What the task asks
Quote verbatim every line from the start of the records through the line containing "circle background: [478, 180, 596, 298]", inclusive.

======== Provided data

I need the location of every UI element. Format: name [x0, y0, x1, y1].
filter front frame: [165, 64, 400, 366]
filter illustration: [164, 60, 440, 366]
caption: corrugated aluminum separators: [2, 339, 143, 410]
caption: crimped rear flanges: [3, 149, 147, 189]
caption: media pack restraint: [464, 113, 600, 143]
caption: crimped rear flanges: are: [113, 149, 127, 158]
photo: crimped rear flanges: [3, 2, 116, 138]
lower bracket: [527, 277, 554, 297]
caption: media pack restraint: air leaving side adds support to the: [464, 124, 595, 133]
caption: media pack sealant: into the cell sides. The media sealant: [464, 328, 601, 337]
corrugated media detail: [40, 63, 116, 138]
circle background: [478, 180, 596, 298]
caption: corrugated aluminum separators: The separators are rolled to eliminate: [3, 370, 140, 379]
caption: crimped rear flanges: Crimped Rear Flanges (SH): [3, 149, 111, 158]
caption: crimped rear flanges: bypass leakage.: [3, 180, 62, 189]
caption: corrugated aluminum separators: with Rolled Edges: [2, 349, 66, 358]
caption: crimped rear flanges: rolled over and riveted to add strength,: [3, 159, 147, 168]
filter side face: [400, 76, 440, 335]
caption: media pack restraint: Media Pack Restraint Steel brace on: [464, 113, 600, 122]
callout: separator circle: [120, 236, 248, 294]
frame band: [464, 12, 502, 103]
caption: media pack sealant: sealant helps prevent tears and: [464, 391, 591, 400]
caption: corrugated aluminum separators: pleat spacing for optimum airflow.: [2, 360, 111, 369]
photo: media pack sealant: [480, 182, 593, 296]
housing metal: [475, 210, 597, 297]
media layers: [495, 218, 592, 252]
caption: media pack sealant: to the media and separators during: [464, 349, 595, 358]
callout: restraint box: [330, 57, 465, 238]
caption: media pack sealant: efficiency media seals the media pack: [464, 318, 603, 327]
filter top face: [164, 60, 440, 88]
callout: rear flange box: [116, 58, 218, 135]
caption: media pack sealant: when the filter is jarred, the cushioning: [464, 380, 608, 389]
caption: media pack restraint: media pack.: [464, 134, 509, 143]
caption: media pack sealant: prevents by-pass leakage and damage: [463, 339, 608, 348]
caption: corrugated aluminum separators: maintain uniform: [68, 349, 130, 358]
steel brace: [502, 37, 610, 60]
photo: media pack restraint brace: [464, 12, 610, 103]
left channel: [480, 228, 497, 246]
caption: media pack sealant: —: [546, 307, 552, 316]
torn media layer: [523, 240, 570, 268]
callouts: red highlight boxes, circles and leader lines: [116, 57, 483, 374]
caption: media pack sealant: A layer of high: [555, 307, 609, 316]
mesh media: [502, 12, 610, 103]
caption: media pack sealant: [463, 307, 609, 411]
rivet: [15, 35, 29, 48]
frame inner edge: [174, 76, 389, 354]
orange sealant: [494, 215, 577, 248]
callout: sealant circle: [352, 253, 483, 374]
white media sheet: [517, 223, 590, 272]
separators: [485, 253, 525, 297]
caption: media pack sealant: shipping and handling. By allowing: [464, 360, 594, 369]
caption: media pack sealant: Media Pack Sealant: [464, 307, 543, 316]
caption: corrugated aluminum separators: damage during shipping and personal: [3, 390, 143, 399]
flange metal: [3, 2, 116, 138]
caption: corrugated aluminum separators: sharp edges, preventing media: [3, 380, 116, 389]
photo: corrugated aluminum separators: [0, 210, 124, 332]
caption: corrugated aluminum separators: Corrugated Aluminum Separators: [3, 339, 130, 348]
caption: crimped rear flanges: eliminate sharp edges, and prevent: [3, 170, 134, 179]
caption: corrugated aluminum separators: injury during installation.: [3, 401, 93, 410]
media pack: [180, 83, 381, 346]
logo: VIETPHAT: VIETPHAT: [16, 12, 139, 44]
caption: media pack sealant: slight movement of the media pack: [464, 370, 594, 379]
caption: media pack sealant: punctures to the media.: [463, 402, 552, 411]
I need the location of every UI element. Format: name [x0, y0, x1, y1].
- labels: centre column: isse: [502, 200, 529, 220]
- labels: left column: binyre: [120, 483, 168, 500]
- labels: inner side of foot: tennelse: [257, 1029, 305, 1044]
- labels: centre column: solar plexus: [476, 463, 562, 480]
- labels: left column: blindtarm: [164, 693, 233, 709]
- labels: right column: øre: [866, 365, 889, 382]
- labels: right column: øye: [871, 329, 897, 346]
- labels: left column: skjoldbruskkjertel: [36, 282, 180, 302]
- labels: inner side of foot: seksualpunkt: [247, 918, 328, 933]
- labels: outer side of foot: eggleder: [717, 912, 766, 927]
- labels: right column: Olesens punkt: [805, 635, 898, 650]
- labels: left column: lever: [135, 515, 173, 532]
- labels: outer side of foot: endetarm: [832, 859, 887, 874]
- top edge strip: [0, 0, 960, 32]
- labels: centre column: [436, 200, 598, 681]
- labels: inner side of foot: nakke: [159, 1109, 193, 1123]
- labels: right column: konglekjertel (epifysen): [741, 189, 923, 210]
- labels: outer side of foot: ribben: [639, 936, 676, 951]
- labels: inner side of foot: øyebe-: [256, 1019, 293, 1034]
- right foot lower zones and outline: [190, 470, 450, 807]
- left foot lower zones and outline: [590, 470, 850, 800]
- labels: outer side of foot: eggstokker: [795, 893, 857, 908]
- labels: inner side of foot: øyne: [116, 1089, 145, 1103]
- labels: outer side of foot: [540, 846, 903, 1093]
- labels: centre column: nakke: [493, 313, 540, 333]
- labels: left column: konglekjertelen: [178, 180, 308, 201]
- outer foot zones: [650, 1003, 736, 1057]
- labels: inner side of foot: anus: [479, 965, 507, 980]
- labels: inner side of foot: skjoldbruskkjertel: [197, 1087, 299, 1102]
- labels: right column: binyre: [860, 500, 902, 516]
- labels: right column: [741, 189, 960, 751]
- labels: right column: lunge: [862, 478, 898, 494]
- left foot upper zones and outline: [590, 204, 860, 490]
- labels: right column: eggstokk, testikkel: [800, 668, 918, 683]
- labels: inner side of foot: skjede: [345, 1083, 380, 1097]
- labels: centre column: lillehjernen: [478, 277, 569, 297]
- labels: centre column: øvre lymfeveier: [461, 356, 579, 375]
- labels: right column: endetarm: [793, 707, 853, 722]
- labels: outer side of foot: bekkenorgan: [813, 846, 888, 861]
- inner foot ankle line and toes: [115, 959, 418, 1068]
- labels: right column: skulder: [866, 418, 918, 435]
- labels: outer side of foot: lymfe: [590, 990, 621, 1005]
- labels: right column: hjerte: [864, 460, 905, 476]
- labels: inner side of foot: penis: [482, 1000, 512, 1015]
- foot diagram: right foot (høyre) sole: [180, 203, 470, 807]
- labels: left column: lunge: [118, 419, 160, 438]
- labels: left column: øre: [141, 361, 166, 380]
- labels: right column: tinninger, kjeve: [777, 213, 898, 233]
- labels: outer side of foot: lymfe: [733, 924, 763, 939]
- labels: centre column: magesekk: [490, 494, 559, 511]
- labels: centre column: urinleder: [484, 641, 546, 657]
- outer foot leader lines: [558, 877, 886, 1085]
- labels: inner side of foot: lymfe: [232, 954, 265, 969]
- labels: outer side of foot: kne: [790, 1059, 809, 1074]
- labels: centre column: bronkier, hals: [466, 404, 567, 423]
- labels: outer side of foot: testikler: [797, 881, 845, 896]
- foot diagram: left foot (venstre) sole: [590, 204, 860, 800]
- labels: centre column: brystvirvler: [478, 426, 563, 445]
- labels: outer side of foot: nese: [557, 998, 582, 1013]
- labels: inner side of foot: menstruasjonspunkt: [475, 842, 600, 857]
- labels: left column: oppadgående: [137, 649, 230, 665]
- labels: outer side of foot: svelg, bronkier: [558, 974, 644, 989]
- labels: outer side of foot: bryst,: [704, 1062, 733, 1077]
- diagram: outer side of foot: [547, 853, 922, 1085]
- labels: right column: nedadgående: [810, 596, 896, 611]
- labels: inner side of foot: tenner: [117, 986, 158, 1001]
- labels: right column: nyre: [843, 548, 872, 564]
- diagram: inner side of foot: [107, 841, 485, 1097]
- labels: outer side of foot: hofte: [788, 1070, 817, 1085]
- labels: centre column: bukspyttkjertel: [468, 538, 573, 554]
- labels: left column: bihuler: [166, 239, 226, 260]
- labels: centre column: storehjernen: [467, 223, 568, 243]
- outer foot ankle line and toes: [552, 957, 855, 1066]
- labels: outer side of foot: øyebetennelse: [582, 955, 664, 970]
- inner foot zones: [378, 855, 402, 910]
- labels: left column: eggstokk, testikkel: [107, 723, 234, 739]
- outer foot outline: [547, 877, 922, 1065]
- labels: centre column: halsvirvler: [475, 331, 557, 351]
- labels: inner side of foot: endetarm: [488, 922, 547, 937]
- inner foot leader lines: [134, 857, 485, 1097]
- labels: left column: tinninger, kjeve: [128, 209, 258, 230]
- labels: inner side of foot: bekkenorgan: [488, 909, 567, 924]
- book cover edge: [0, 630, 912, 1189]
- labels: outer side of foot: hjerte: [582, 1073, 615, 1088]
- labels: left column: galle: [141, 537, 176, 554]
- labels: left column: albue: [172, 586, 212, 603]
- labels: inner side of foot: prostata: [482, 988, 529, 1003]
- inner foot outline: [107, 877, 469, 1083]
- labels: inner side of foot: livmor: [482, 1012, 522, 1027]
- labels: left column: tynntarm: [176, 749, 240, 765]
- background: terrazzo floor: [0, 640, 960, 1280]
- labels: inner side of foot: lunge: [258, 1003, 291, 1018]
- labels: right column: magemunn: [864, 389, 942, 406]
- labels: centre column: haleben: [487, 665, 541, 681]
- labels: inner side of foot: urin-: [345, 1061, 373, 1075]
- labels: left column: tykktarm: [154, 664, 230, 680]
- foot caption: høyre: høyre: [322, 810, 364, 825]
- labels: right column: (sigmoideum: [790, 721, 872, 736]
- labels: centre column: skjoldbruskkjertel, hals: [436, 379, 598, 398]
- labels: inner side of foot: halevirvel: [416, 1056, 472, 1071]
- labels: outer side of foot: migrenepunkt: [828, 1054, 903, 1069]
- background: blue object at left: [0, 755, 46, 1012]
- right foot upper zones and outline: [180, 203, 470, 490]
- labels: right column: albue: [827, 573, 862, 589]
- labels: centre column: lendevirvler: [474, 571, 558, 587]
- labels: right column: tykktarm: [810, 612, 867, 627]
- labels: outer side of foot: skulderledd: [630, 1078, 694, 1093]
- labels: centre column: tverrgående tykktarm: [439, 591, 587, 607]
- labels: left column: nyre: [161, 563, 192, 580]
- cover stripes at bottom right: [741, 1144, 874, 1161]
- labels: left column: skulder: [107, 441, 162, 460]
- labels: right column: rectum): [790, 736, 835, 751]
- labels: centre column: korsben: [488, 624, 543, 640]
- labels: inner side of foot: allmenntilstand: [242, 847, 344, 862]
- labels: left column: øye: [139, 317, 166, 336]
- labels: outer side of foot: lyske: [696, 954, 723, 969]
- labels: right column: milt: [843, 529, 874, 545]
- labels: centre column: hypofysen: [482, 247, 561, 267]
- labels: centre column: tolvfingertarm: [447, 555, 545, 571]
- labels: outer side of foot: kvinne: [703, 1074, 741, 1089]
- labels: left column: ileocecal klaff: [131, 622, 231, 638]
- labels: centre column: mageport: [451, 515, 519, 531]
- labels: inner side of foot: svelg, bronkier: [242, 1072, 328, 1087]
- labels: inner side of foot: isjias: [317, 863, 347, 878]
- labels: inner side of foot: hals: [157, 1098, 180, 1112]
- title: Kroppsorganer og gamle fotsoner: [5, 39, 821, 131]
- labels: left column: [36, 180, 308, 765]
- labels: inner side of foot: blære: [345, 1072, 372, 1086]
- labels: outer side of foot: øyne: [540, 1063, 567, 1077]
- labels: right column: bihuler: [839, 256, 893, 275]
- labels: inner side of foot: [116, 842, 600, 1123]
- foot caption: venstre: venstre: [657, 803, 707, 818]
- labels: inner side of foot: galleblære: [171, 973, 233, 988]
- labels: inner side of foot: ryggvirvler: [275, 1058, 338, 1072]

================

Written reply
I need the location of every UI element. Format: name [x0, y0, x1, y1].
filter front frame: [165, 64, 400, 366]
filter illustration: [164, 60, 440, 366]
caption: corrugated aluminum separators: [2, 339, 143, 410]
caption: crimped rear flanges: [3, 149, 147, 189]
caption: media pack restraint: [464, 113, 600, 143]
caption: crimped rear flanges: are: [113, 149, 127, 158]
photo: crimped rear flanges: [3, 2, 116, 138]
lower bracket: [527, 277, 554, 297]
caption: media pack restraint: air leaving side adds support to the: [464, 124, 595, 133]
caption: media pack sealant: into the cell sides. The media sealant: [464, 328, 601, 337]
corrugated media detail: [40, 63, 116, 138]
circle background: [478, 180, 596, 298]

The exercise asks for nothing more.